======== Dataset ========

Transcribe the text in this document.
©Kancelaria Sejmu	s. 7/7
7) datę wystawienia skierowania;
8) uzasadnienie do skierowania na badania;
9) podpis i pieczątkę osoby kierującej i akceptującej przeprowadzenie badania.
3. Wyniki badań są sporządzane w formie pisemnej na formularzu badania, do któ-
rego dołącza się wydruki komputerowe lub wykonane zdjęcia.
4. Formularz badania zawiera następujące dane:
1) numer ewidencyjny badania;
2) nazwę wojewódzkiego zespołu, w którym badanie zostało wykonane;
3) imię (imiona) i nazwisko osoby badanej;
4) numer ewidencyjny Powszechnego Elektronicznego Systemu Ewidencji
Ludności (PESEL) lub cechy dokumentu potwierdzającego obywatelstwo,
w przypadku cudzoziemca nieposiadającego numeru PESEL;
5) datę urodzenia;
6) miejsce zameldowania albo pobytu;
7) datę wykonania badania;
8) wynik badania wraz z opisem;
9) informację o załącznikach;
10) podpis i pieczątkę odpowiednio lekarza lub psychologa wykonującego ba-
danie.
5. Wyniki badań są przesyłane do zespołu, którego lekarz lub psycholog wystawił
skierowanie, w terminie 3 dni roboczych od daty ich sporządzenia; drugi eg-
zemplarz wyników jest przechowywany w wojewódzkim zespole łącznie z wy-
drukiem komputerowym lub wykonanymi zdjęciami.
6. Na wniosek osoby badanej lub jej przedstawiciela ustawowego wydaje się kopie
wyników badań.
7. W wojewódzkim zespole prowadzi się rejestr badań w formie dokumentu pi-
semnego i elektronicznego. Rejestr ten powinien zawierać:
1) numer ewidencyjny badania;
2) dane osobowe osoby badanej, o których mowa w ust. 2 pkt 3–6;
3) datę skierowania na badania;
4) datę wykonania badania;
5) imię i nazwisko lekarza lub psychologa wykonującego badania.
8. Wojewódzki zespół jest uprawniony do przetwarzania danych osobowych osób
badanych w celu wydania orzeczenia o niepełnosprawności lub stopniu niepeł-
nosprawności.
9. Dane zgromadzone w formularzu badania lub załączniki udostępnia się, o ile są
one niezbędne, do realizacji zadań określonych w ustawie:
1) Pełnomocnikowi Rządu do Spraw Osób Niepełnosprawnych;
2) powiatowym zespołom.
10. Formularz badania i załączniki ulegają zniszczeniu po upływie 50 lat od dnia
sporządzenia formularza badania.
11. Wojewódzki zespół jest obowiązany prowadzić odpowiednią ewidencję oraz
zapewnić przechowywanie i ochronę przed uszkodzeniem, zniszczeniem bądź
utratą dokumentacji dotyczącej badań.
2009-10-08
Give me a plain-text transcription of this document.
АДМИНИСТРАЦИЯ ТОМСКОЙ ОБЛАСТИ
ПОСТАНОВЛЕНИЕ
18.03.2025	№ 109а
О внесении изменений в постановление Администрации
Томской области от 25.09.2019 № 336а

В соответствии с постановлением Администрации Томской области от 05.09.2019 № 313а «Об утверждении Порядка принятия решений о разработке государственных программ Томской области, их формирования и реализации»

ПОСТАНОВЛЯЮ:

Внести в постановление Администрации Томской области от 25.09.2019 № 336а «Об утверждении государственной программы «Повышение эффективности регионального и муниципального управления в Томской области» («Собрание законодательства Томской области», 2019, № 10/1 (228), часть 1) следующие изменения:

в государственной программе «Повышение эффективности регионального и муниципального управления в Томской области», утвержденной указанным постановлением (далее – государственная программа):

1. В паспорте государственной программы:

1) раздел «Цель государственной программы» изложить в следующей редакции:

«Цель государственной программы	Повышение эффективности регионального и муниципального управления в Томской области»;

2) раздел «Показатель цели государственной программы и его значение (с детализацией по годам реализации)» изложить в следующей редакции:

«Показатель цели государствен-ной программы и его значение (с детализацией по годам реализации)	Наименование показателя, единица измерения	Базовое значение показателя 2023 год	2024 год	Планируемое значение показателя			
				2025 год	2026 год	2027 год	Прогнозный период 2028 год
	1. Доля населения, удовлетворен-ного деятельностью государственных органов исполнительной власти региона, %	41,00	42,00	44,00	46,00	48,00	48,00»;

========

# Requirement
Print all of the entries again, exactly as written.

# Response
Transcribe the text in this document.
©Kancelaria Sejmu	s. 7/7
7) datę wystawienia skierowania;
8) uzasadnienie do skierowania na badania;
9) podpis i pieczątkę osoby kierującej i akceptującej przeprowadzenie badania.
3. Wyniki badań są sporządzane w formie pisemnej na formularzu badania, do któ-
rego dołącza się wydruki komputerowe lub wykonane zdjęcia.
4. Formularz badania zawiera następujące dane:
1) numer ewidencyjny badania;
2) nazwę wojewódzkiego zespołu, w którym badanie zostało wykonane;
3) imię (imiona) i nazwisko osoby badanej;
4) numer ewidencyjny Powszechnego Elektronicznego Systemu Ewidencji
Ludności (PESEL) lub cechy dokumentu potwierdzającego obywatelstwo,
w przypadku cudzoziemca nieposiadającego numeru PESEL;
5) datę urodzenia;
6) miejsce zameldowania albo pobytu;
7) datę wykonania badania;
8) wynik badania wraz z opisem;
9) informację o załącznikach;
10) podpis i pieczątkę odpowiednio lekarza lub psychologa wykonującego ba-
danie.
5. Wyniki badań są przesyłane do zespołu, którego lekarz lub psycholog wystawił
skierowanie, w terminie 3 dni roboczych od daty ich sporządzenia; drugi eg-
zemplarz wyników jest przechowywany w wojewódzkim zespole łącznie z wy-
drukiem komputerowym lub wykonanymi zdjęciami.
6. Na wniosek osoby badanej lub jej przedstawiciela ustawowego wydaje się kopie
wyników badań.
7. W wojewódzkim zespole prowadzi się rejestr badań w formie dokumentu pi-
semnego i elektronicznego. Rejestr ten powinien zawierać:
1) numer ewidencyjny badania;
2) dane osobowe osoby badanej, o których mowa w ust. 2 pkt 3–6;
3) datę skierowania na badania;
4) datę wykonania badania;
5) imię i nazwisko lekarza lub psychologa wykonującego badania.
8. Wojewódzki zespół jest uprawniony do przetwarzania danych osobowych osób
badanych w celu wydania orzeczenia o niepełnosprawności lub stopniu niepeł-
nosprawności.
9. Dane zgromadzone w formularzu badania lub załączniki udostępnia się, o ile są
one niezbędne, do realizacji zadań określonych w ustawie:
1) Pełnomocnikowi Rządu do Spraw Osób Niepełnosprawnych;
2) powiatowym zespołom.
10. Formularz badania i załączniki ulegają zniszczeniu po upływie 50 lat od dnia
sporządzenia formularza badania.
11. Wojewódzki zespół jest obowiązany prowadzić odpowiednią ewidencję oraz
zapewnić przechowywanie i ochronę przed uszkodzeniem, zniszczeniem bądź
utratą dokumentacji dotyczącej badań.
2009-10-08
Give me a plain-text transcription of this document.
АДМИНИСТРАЦИЯ ТОМСКОЙ ОБЛАСТИ
ПОСТАНОВЛЕНИЕ
18.03.2025	№ 109а
О внесении изменений в постановление Администрации
Томской области от 25.09.2019 № 336а

В соответствии с постановлением Администрации Томской области от 05.09.2019 № 313а «Об утверждении Порядка принятия решений о разработке государственных программ Томской области, их формирования и реализации»

ПОСТАНОВЛЯЮ:

Внести в постановление Администрации Томской области от 25.09.2019 № 336а «Об утверждении государственной программы «Повышение эффективности регионального и муниципального управления в Томской области» («Собрание законодательства Томской области», 2019, № 10/1 (228), часть 1) следующие изменения:

в государственной программе «Повышение эффективности регионального и муниципального управления в Томской области», утвержденной указанным постановлением (далее – государственная программа):

1. В паспорте государственной программы:

1) раздел «Цель государственной программы» изложить в следующей редакции:

«Цель государственной программы	Повышение эффективности регионального и муниципального управления в Томской области»;

2) раздел «Показатель цели государственной программы и его значение (с детализацией по годам реализации)» изложить в следующей редакции:

«Показатель цели государствен-ной программы и его значение (с детализацией по годам реализации)	Наименование показателя, единица измерения	Базовое значение показателя 2023 год	2024 год	Планируемое значение показателя			
				2025 год	2026 год	2027 год	Прогнозный период 2028 год
	1. Доля населения, удовлетворен-ного деятельностью государственных органов исполнительной власти региона, %	41,00	42,00	44,00	46,00	48,00	48,00»;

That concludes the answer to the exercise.